- **Material for the task**
====
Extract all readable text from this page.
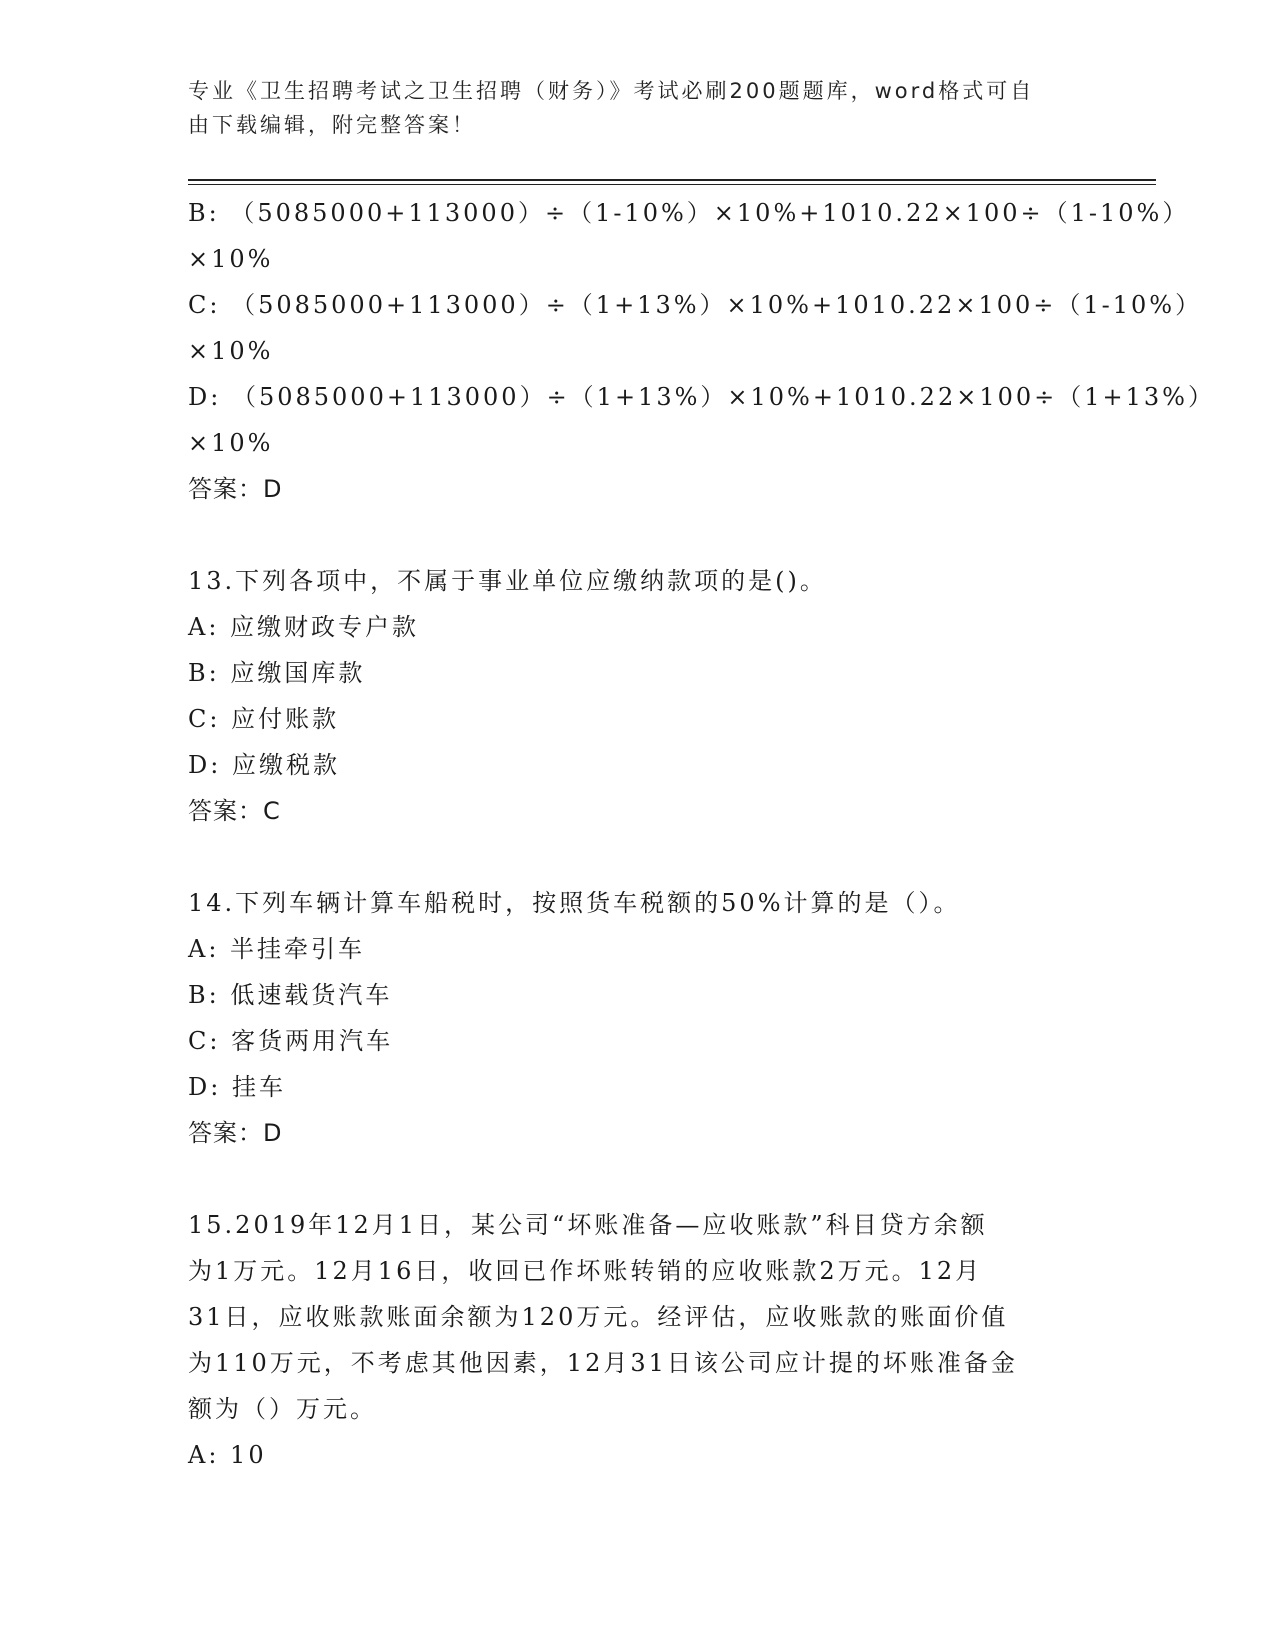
专业《卫生招聘考试之卫生招聘（财务）》考试必刷200题题库，word格式可自
由下载编辑，附完整答案！
B: （5085000+113000）÷（1-10%）×10%+1010.22×100÷（1-10%）
×10%
C: （5085000+113000）÷（1+13%）×10%+1010.22×100÷（1-10%）
×10%
D: （5085000+113000）÷（1+13%）×10%+1010.22×100÷（1+13%）
×10%
答案：D
13.下列各项中，不属于事业单位应缴纳款项的是()。
A: 应缴财政专户款
B: 应缴国库款
C: 应付账款
D: 应缴税款
答案：C
14.下列车辆计算车船税时，按照货车税额的50%计算的是（）。
A: 半挂牵引车
B: 低速载货汽车
C: 客货两用汽车
D: 挂车
答案：D
15.2019年12月1日，某公司“坏账准备—应收账款”科目贷方余额
为1万元。12月16日，收回已作坏账转销的应收账款2万元。12月
31日，应收账款账面余额为120万元。经评估，应收账款的账面价值
为110万元，不考虑其他因素，12月31日该公司应计提的坏账准备金
额为（）万元。
A: 10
====
Extract the full listing exactly, with the pictures left out.

Extract all readable text from this page.
专业《卫生招聘考试之卫生招聘（财务）》考试必刷200题题库，word格式可自
由下载编辑，附完整答案！
B: （5085000+113000）÷（1-10%）×10%+1010.22×100÷（1-10%）
×10%
C: （5085000+113000）÷（1+13%）×10%+1010.22×100÷（1-10%）
×10%
D: （5085000+113000）÷（1+13%）×10%+1010.22×100÷（1+13%）
×10%
答案：D
13.下列各项中，不属于事业单位应缴纳款项的是()。
A: 应缴财政专户款
B: 应缴国库款
C: 应付账款
D: 应缴税款
答案：C
14.下列车辆计算车船税时，按照货车税额的50%计算的是（）。
A: 半挂牵引车
B: 低速载货汽车
C: 客货两用汽车
D: 挂车
答案：D
15.2019年12月1日，某公司“坏账准备—应收账款”科目贷方余额
为1万元。12月16日，收回已作坏账转销的应收账款2万元。12月
31日，应收账款账面余额为120万元。经评估，应收账款的账面价值
为110万元，不考虑其他因素，12月31日该公司应计提的坏账准备金
额为（）万元。
A: 10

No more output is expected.